GIVEN RECORDS
..............................
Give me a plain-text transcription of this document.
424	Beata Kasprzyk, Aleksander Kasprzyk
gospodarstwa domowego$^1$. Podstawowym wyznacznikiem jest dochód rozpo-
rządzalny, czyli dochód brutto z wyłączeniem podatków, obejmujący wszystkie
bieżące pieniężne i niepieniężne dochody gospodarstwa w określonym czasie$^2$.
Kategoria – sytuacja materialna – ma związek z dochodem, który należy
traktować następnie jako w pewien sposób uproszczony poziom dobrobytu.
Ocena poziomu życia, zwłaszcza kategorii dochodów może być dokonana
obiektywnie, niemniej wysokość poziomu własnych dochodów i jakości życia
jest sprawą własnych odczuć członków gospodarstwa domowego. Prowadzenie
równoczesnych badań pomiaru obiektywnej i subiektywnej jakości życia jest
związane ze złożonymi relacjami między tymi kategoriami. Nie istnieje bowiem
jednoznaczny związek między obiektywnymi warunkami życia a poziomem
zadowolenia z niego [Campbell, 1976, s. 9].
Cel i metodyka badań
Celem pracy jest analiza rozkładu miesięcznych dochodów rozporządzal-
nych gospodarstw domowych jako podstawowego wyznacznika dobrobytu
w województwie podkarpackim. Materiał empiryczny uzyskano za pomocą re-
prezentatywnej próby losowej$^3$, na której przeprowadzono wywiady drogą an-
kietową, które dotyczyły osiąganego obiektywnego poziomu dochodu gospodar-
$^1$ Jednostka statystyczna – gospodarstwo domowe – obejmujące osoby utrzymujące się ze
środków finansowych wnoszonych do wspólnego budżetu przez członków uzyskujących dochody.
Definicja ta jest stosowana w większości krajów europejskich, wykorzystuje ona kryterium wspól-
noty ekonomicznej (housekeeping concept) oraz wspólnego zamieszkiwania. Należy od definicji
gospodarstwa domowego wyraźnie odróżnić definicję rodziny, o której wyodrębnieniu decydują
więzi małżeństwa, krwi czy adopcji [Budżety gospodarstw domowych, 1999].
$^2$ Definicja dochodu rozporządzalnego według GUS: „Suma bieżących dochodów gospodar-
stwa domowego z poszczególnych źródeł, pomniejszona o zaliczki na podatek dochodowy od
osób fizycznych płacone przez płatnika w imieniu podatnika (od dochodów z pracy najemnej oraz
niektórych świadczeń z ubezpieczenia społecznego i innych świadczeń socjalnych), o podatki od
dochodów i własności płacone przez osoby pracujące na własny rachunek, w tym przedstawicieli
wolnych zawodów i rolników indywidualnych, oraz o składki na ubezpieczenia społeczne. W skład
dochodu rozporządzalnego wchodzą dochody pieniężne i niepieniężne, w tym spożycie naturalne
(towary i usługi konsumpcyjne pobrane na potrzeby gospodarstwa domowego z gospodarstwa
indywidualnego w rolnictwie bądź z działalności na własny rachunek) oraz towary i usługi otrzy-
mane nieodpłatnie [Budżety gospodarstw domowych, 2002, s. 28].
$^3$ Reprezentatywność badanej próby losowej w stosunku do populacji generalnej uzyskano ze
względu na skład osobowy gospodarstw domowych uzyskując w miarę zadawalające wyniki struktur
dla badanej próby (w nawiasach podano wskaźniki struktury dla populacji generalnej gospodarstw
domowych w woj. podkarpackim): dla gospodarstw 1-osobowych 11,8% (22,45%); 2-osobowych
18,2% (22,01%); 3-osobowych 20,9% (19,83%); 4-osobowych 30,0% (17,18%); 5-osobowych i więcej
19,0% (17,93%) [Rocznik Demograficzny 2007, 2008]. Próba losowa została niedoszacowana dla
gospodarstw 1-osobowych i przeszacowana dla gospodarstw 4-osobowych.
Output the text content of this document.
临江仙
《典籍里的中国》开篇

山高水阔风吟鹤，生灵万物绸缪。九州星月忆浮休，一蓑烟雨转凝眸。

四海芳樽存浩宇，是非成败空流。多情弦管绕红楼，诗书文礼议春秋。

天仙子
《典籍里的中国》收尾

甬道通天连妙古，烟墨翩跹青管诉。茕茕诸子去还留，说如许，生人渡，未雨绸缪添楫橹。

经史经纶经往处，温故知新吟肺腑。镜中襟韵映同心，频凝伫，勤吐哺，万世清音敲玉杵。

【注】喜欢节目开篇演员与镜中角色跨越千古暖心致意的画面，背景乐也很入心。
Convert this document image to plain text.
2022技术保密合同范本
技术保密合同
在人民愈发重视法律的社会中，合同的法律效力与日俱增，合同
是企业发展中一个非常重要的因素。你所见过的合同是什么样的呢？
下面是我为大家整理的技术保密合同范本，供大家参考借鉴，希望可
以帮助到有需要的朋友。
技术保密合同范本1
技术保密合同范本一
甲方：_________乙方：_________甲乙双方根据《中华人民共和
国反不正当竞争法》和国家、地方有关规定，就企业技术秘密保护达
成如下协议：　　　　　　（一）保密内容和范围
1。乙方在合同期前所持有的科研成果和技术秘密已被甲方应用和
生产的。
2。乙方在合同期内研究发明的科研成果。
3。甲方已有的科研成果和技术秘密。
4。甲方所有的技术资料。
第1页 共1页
..............................
PROBLEM STATEMENT
Restate the listing in full, word for word.

OUTPUT FOR THIS EXERCISE
Give me a plain-text transcription of this document.
424	Beata Kasprzyk, Aleksander Kasprzyk
gospodarstwa domowego$^1$. Podstawowym wyznacznikiem jest dochód rozpo-
rządzalny, czyli dochód brutto z wyłączeniem podatków, obejmujący wszystkie
bieżące pieniężne i niepieniężne dochody gospodarstwa w określonym czasie$^2$.
Kategoria – sytuacja materialna – ma związek z dochodem, który należy
traktować następnie jako w pewien sposób uproszczony poziom dobrobytu.
Ocena poziomu życia, zwłaszcza kategorii dochodów może być dokonana
obiektywnie, niemniej wysokość poziomu własnych dochodów i jakości życia
jest sprawą własnych odczuć członków gospodarstwa domowego. Prowadzenie
równoczesnych badań pomiaru obiektywnej i subiektywnej jakości życia jest
związane ze złożonymi relacjami między tymi kategoriami. Nie istnieje bowiem
jednoznaczny związek między obiektywnymi warunkami życia a poziomem
zadowolenia z niego [Campbell, 1976, s. 9].
Cel i metodyka badań
Celem pracy jest analiza rozkładu miesięcznych dochodów rozporządzal-
nych gospodarstw domowych jako podstawowego wyznacznika dobrobytu
w województwie podkarpackim. Materiał empiryczny uzyskano za pomocą re-
prezentatywnej próby losowej$^3$, na której przeprowadzono wywiady drogą an-
kietową, które dotyczyły osiąganego obiektywnego poziomu dochodu gospodar-
$^1$ Jednostka statystyczna – gospodarstwo domowe – obejmujące osoby utrzymujące się ze
środków finansowych wnoszonych do wspólnego budżetu przez członków uzyskujących dochody.
Definicja ta jest stosowana w większości krajów europejskich, wykorzystuje ona kryterium wspól-
noty ekonomicznej (housekeeping concept) oraz wspólnego zamieszkiwania. Należy od definicji
gospodarstwa domowego wyraźnie odróżnić definicję rodziny, o której wyodrębnieniu decydują
więzi małżeństwa, krwi czy adopcji [Budżety gospodarstw domowych, 1999].
$^2$ Definicja dochodu rozporządzalnego według GUS: „Suma bieżących dochodów gospodar-
stwa domowego z poszczególnych źródeł, pomniejszona o zaliczki na podatek dochodowy od
osób fizycznych płacone przez płatnika w imieniu podatnika (od dochodów z pracy najemnej oraz
niektórych świadczeń z ubezpieczenia społecznego i innych świadczeń socjalnych), o podatki od
dochodów i własności płacone przez osoby pracujące na własny rachunek, w tym przedstawicieli
wolnych zawodów i rolników indywidualnych, oraz o składki na ubezpieczenia społeczne. W skład
dochodu rozporządzalnego wchodzą dochody pieniężne i niepieniężne, w tym spożycie naturalne
(towary i usługi konsumpcyjne pobrane na potrzeby gospodarstwa domowego z gospodarstwa
indywidualnego w rolnictwie bądź z działalności na własny rachunek) oraz towary i usługi otrzy-
mane nieodpłatnie [Budżety gospodarstw domowych, 2002, s. 28].
$^3$ Reprezentatywność badanej próby losowej w stosunku do populacji generalnej uzyskano ze
względu na skład osobowy gospodarstw domowych uzyskując w miarę zadawalające wyniki struktur
dla badanej próby (w nawiasach podano wskaźniki struktury dla populacji generalnej gospodarstw
domowych w woj. podkarpackim): dla gospodarstw 1-osobowych 11,8% (22,45%); 2-osobowych
18,2% (22,01%); 3-osobowych 20,9% (19,83%); 4-osobowych 30,0% (17,18%); 5-osobowych i więcej
19,0% (17,93%) [Rocznik Demograficzny 2007, 2008]. Próba losowa została niedoszacowana dla
gospodarstw 1-osobowych i przeszacowana dla gospodarstw 4-osobowych.
Output the text content of this document.
临江仙
《典籍里的中国》开篇

山高水阔风吟鹤，生灵万物绸缪。九州星月忆浮休，一蓑烟雨转凝眸。

四海芳樽存浩宇，是非成败空流。多情弦管绕红楼，诗书文礼议春秋。

天仙子
《典籍里的中国》收尾

甬道通天连妙古，烟墨翩跹青管诉。茕茕诸子去还留，说如许，生人渡，未雨绸缪添楫橹。

经史经纶经往处，温故知新吟肺腑。镜中襟韵映同心，频凝伫，勤吐哺，万世清音敲玉杵。

【注】喜欢节目开篇演员与镜中角色跨越千古暖心致意的画面，背景乐也很入心。
Convert this document image to plain text.
2022技术保密合同范本
技术保密合同
在人民愈发重视法律的社会中，合同的法律效力与日俱增，合同
是企业发展中一个非常重要的因素。你所见过的合同是什么样的呢？
下面是我为大家整理的技术保密合同范本，供大家参考借鉴，希望可
以帮助到有需要的朋友。
技术保密合同范本1
技术保密合同范本一
甲方：_________乙方：_________甲乙双方根据《中华人民共和
国反不正当竞争法》和国家、地方有关规定，就企业技术秘密保护达
成如下协议：　　　　　　（一）保密内容和范围
1。乙方在合同期前所持有的科研成果和技术秘密已被甲方应用和
生产的。
2。乙方在合同期内研究发明的科研成果。
3。甲方已有的科研成果和技术秘密。
4。甲方所有的技术资料。
第1页 共1页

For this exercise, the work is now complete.